--- START ---

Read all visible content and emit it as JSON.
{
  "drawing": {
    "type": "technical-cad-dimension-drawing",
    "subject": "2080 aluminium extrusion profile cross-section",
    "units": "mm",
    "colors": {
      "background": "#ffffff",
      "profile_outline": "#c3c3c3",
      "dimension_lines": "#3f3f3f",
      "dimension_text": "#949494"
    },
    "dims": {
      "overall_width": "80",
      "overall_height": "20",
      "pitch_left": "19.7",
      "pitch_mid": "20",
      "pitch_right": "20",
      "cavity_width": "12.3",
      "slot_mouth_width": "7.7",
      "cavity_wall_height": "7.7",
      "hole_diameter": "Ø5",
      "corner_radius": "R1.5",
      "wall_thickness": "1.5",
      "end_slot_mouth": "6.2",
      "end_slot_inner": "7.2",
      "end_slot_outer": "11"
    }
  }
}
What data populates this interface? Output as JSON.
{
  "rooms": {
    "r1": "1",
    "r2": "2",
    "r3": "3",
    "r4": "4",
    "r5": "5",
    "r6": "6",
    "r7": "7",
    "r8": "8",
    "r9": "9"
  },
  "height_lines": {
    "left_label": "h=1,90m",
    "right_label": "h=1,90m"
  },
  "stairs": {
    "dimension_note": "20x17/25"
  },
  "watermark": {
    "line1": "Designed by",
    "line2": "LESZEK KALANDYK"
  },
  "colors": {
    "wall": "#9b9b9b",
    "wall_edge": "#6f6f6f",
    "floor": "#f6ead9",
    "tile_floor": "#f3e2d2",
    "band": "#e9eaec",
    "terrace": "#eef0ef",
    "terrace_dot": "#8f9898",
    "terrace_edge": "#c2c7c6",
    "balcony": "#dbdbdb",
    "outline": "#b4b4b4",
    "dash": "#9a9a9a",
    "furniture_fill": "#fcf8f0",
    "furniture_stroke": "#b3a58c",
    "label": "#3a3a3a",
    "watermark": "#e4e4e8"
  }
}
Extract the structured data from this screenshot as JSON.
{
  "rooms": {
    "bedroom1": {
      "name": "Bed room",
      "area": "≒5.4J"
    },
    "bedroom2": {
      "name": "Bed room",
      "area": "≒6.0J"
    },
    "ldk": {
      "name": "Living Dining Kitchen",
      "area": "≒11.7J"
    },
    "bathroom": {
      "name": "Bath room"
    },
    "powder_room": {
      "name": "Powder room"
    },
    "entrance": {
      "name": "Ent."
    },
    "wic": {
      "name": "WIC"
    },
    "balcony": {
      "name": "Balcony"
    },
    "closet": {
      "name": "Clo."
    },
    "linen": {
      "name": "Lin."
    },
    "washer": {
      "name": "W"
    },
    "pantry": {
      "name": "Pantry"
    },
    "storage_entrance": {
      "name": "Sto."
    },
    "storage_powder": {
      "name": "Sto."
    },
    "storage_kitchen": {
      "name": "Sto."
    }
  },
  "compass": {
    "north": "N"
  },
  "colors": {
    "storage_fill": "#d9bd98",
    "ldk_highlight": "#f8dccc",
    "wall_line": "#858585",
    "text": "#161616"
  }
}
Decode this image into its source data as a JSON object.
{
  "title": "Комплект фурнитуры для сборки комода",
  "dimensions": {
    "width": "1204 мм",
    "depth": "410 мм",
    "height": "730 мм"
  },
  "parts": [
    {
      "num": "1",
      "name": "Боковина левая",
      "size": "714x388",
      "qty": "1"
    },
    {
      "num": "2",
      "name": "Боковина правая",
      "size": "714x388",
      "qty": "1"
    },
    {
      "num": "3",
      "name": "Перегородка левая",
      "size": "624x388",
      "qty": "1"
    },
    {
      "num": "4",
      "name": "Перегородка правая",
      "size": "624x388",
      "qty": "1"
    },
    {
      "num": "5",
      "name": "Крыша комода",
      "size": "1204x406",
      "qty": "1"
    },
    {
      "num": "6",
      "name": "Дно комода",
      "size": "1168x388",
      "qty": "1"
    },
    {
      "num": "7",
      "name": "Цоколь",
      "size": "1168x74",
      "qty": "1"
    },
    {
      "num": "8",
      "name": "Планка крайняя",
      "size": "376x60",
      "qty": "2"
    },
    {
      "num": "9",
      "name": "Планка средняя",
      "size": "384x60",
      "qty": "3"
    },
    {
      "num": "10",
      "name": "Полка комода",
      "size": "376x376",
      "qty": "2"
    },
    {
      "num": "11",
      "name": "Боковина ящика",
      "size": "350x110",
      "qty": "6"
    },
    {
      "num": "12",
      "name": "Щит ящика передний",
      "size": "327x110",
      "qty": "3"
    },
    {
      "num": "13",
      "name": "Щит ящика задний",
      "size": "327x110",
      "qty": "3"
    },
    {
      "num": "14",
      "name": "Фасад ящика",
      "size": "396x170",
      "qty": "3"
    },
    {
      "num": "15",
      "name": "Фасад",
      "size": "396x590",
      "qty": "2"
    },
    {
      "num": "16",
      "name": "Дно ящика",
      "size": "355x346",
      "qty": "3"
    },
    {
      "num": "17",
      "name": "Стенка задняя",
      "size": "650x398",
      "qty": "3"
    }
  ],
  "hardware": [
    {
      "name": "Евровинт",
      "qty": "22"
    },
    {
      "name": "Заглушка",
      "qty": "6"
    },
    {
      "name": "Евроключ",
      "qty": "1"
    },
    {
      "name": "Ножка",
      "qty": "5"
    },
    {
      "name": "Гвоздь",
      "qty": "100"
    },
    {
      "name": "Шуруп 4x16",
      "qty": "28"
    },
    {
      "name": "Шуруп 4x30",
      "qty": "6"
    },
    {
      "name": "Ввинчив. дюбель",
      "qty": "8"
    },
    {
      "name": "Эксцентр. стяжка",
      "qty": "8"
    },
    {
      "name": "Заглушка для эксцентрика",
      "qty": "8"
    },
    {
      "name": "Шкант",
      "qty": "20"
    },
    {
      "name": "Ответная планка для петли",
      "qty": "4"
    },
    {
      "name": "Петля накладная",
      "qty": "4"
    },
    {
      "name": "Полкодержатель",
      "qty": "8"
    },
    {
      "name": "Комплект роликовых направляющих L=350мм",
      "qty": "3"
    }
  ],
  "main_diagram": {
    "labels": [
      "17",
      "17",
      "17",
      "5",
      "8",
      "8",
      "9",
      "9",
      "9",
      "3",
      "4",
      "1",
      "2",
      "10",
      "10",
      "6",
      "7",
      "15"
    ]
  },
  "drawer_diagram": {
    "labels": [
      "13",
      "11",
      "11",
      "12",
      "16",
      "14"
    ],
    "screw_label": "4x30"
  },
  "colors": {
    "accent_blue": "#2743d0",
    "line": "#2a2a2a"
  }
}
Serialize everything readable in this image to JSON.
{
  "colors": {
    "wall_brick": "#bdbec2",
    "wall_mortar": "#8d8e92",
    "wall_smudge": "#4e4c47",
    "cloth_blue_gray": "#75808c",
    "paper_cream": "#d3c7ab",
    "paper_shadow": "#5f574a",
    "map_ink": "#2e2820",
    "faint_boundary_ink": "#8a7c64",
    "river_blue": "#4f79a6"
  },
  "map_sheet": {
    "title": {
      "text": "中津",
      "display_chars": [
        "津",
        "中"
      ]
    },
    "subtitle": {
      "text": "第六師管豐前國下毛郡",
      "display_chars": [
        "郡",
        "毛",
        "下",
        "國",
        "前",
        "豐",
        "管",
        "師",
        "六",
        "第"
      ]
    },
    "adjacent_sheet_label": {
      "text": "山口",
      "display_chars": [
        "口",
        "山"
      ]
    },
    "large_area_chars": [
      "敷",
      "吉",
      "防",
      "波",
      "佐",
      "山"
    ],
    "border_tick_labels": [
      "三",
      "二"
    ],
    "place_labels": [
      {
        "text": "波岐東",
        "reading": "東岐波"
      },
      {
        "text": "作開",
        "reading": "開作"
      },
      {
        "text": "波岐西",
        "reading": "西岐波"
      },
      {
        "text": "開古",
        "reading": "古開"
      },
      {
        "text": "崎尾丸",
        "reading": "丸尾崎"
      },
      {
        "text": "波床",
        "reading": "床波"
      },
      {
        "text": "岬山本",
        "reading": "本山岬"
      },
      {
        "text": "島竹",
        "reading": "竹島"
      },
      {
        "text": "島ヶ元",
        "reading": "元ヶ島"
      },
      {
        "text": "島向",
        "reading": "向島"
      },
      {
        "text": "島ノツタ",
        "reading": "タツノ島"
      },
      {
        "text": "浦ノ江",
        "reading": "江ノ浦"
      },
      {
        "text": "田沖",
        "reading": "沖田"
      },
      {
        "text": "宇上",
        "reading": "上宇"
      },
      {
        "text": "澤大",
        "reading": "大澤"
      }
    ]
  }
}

--- END ---

-- WHAT THE TASK ASKS --
Which lines hold the word "ящика"? Copy each of them from the records.

-- TASK ANSWER --
      "name": "Боковина ящика",
      "name": "Щит ящика передний",
      "name": "Щит ящика задний",
      "name": "Фасад ящика",
      "name": "Дно ящика",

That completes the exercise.